#### EXERCISE GOAL:
Pull every line with the word "membosankan" out of the entries below.
======== MATERIAL SHOWN ========
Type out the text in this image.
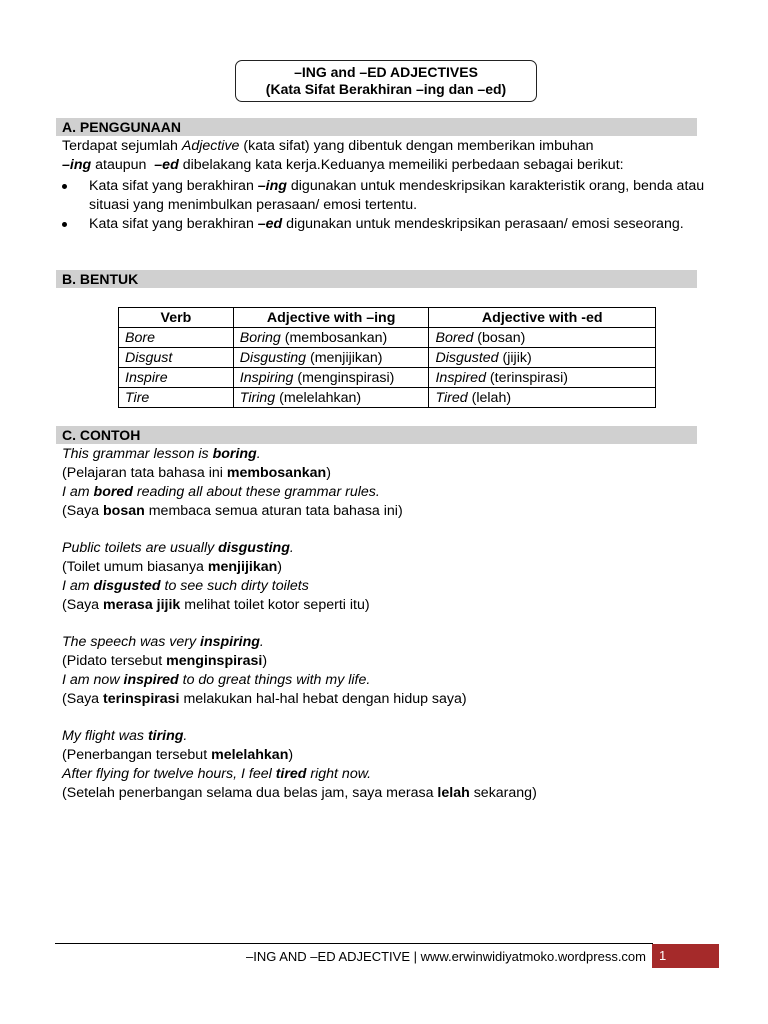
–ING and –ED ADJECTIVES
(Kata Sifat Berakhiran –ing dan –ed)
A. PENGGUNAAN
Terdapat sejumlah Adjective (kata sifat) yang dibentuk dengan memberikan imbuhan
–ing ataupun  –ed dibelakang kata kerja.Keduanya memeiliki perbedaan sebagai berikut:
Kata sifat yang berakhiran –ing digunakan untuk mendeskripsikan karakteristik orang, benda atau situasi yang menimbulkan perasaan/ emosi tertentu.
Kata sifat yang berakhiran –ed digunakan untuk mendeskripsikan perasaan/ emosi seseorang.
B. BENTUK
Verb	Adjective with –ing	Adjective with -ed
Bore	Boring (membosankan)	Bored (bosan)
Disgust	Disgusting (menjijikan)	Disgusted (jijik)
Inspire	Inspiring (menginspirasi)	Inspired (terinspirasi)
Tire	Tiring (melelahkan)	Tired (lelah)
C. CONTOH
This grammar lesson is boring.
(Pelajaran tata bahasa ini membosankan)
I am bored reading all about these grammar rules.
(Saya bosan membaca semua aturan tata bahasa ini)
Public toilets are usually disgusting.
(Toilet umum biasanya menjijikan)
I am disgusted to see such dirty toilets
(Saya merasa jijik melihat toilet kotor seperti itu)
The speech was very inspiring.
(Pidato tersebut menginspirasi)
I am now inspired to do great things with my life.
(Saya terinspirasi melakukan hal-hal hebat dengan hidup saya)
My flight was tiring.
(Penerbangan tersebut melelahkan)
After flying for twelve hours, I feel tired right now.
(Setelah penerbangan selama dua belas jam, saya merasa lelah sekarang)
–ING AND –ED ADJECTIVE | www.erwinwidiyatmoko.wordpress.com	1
========
======== MATERIAL SHOWN ========
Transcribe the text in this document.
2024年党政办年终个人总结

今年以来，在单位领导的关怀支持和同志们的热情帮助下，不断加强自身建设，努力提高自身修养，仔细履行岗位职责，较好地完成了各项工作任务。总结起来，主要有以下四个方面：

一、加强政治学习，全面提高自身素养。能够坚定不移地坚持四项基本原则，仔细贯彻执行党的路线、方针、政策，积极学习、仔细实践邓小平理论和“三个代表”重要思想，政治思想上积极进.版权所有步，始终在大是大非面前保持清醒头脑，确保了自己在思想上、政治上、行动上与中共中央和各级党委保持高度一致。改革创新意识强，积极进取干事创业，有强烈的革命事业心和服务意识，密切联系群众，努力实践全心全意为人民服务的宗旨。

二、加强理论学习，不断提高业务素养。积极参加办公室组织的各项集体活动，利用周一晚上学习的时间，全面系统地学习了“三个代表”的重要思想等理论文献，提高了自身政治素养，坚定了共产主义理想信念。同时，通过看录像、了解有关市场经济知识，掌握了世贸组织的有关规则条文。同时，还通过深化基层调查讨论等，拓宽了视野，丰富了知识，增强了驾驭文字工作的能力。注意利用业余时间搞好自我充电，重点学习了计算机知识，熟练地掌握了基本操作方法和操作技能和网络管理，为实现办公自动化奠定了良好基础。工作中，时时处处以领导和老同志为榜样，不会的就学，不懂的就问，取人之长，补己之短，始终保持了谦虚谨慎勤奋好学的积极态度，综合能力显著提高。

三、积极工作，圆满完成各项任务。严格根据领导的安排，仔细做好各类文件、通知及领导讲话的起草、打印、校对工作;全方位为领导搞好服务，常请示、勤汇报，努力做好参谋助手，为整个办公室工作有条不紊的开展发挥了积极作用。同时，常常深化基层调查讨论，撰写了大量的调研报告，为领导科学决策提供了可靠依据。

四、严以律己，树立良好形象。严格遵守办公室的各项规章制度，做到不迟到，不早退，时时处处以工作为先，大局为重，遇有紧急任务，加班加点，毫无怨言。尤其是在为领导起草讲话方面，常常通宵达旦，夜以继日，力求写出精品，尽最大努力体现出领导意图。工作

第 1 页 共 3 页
========
======== MATERIAL SHOWN ========
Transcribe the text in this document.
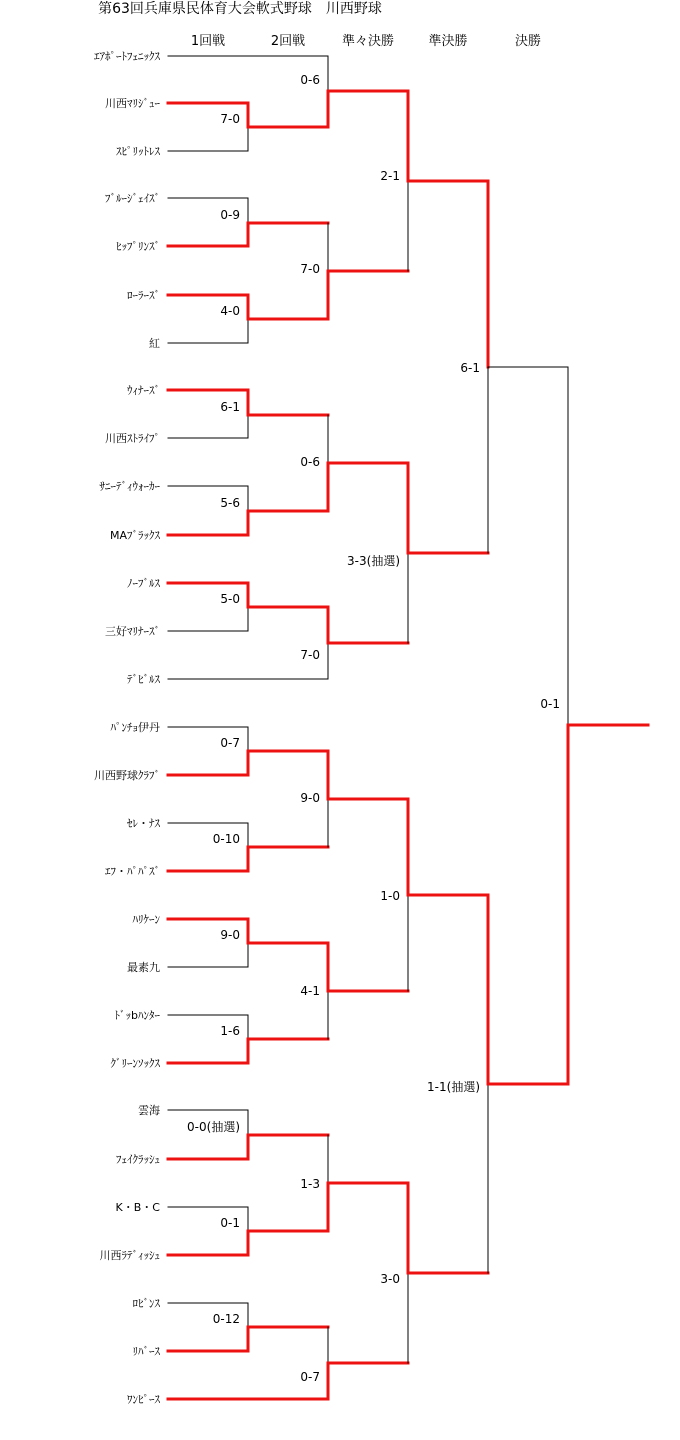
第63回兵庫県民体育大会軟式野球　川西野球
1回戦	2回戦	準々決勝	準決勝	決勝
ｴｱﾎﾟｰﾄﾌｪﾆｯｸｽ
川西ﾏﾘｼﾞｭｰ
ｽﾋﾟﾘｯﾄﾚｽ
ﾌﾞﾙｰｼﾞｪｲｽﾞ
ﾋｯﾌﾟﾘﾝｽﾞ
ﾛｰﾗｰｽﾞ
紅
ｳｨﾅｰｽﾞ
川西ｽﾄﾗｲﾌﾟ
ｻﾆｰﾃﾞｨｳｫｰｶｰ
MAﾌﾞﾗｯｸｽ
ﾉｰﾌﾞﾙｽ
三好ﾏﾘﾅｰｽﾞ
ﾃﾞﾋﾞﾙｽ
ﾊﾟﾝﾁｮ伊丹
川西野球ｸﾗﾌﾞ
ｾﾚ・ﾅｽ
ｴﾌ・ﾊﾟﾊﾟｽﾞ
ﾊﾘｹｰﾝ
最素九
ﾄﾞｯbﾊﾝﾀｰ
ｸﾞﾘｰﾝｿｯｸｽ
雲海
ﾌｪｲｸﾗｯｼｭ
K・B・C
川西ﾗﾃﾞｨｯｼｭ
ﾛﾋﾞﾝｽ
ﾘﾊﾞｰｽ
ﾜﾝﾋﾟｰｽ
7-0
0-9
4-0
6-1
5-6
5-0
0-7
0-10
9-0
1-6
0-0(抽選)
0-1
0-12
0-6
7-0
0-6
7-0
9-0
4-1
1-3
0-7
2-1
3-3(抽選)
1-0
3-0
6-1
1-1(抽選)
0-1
========
#### SOLVED EXERCISE:
Bore	Boring (membosankan)	Bored (bosan)
(Pelajaran tata bahasa ini membosankan)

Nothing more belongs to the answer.